───── Data to use ─────

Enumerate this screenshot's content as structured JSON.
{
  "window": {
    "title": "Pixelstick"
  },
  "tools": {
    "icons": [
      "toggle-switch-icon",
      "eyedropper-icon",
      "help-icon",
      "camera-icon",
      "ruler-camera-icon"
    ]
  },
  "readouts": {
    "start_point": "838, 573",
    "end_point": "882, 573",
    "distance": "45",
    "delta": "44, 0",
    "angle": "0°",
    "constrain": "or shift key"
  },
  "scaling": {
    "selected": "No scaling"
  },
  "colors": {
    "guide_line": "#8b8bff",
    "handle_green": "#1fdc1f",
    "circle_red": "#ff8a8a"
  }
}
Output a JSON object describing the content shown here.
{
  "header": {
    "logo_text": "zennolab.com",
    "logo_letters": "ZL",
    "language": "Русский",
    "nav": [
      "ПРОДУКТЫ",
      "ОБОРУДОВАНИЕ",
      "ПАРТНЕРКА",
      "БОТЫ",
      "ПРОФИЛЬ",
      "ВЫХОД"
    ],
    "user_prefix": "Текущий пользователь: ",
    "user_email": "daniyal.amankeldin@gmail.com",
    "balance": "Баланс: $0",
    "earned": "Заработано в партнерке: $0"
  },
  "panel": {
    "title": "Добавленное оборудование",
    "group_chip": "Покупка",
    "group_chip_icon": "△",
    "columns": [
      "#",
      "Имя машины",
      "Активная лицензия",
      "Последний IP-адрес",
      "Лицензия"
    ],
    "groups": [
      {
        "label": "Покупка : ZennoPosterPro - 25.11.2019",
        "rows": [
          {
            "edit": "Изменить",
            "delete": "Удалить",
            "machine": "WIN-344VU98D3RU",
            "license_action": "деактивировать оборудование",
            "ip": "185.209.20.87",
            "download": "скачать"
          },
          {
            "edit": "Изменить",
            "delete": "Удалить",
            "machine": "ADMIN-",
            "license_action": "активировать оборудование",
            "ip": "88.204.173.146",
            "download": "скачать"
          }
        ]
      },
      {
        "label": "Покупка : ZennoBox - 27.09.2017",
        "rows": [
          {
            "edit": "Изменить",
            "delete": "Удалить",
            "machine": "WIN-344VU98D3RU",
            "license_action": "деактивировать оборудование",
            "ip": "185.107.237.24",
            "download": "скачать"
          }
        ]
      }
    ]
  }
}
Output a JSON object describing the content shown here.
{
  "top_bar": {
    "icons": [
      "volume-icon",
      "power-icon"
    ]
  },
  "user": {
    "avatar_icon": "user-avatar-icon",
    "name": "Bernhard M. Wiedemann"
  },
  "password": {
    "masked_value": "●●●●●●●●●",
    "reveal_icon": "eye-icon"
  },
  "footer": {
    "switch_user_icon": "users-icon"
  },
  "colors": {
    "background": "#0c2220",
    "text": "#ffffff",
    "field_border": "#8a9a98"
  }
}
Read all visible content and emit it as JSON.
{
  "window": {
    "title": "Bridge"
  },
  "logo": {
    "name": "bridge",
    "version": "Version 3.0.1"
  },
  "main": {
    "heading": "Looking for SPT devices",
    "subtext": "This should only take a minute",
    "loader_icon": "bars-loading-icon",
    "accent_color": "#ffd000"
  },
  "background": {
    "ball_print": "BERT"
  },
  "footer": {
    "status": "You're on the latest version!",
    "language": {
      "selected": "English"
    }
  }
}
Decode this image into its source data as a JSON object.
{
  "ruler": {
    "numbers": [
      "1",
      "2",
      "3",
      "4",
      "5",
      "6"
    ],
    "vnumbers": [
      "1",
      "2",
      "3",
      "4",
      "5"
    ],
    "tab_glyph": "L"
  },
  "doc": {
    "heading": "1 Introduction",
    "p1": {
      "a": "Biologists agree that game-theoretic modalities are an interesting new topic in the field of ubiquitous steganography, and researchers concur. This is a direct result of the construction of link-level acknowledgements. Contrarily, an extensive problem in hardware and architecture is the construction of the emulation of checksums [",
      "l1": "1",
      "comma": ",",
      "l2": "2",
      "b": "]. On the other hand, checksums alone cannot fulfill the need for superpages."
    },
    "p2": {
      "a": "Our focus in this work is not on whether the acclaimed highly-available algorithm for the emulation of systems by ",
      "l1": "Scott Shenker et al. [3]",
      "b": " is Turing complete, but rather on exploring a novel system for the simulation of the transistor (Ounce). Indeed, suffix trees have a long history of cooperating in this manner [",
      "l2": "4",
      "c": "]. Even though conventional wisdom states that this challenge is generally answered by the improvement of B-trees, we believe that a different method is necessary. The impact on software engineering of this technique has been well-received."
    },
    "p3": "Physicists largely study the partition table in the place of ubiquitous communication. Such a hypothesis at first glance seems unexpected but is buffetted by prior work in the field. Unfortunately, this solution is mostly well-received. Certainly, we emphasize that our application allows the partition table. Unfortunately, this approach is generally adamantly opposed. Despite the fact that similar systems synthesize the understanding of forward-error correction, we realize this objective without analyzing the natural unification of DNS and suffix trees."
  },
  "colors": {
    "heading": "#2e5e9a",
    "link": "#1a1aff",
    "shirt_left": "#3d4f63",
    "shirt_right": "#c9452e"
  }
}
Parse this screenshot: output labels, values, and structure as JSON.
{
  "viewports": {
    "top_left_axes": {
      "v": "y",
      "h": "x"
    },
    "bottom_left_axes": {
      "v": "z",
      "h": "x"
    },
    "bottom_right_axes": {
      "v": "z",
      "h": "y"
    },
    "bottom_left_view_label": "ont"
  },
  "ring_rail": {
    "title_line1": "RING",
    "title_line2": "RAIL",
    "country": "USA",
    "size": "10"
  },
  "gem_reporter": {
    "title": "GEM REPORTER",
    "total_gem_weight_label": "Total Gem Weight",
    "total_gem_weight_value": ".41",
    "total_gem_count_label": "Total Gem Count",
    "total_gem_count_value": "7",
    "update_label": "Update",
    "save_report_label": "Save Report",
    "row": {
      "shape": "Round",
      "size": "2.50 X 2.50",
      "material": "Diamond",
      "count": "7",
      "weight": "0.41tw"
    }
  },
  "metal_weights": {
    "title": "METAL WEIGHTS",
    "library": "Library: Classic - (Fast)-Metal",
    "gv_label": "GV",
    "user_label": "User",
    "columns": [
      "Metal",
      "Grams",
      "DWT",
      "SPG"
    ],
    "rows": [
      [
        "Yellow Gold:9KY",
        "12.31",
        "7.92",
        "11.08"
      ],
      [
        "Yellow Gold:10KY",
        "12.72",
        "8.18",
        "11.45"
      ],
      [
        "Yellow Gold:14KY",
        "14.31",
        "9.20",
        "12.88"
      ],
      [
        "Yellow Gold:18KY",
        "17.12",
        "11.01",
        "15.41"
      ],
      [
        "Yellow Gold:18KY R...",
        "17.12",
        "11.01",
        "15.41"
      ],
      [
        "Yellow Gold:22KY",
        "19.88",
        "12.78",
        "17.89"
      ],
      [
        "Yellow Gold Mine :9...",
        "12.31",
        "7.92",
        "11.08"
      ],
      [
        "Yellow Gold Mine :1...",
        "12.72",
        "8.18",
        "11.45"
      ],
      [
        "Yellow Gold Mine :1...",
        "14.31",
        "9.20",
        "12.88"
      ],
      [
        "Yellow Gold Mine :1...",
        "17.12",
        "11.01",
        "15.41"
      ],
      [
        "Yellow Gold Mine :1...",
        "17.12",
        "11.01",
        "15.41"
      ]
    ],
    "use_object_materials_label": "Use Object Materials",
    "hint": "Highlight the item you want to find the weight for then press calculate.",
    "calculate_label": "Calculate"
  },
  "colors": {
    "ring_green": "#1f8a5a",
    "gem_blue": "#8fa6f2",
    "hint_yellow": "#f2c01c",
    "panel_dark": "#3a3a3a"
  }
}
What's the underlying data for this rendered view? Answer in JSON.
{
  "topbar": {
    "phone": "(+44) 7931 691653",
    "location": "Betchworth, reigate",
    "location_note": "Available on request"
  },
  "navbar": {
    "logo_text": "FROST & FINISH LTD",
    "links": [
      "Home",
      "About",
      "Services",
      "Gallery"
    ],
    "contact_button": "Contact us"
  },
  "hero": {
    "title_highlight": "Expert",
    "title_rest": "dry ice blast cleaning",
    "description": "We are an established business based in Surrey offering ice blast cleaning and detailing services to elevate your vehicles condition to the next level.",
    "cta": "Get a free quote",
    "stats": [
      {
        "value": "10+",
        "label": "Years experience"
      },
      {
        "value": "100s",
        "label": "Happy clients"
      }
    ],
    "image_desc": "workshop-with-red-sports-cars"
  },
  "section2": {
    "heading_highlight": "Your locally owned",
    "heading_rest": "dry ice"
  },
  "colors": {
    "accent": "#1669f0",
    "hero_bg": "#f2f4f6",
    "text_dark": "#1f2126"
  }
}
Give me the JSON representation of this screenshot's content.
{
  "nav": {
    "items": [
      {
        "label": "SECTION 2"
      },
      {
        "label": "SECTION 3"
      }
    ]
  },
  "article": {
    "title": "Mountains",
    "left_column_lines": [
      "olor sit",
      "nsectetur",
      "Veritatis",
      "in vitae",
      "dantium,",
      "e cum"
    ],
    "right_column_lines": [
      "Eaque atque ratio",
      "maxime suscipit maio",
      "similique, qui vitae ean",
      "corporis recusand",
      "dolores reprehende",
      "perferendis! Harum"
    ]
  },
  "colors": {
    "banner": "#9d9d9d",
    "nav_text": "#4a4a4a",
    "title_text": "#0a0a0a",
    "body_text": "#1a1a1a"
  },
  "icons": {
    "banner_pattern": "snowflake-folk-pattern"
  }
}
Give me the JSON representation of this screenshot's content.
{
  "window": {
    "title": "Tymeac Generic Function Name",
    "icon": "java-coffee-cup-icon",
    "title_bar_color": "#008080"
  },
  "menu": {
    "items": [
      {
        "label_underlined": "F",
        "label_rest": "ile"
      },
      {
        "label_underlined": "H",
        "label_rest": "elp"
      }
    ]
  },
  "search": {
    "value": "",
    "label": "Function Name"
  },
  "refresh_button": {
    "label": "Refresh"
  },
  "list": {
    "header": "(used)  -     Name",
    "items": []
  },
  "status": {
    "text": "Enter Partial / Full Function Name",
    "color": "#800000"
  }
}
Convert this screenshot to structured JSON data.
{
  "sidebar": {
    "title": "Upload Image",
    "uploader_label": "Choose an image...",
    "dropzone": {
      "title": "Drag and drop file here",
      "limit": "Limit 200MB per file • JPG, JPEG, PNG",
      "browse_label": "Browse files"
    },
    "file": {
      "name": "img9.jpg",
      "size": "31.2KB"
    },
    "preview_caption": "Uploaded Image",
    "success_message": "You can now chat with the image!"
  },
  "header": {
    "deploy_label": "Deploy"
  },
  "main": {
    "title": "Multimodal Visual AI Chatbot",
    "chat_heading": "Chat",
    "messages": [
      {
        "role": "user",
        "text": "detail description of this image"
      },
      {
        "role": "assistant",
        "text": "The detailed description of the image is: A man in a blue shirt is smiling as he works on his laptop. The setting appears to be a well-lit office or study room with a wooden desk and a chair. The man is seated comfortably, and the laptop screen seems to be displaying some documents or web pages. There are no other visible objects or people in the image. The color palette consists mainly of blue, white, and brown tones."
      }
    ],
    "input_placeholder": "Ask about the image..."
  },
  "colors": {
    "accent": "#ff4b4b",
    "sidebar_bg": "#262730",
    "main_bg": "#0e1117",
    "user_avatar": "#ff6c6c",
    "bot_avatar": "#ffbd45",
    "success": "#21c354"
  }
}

─────

• **Problem to solve**
Which lines in the records above contain the string "version"? Copy each one.

• **Complete output**
    "version": "Version 3.0.1"
    "status": "You're on the latest version!",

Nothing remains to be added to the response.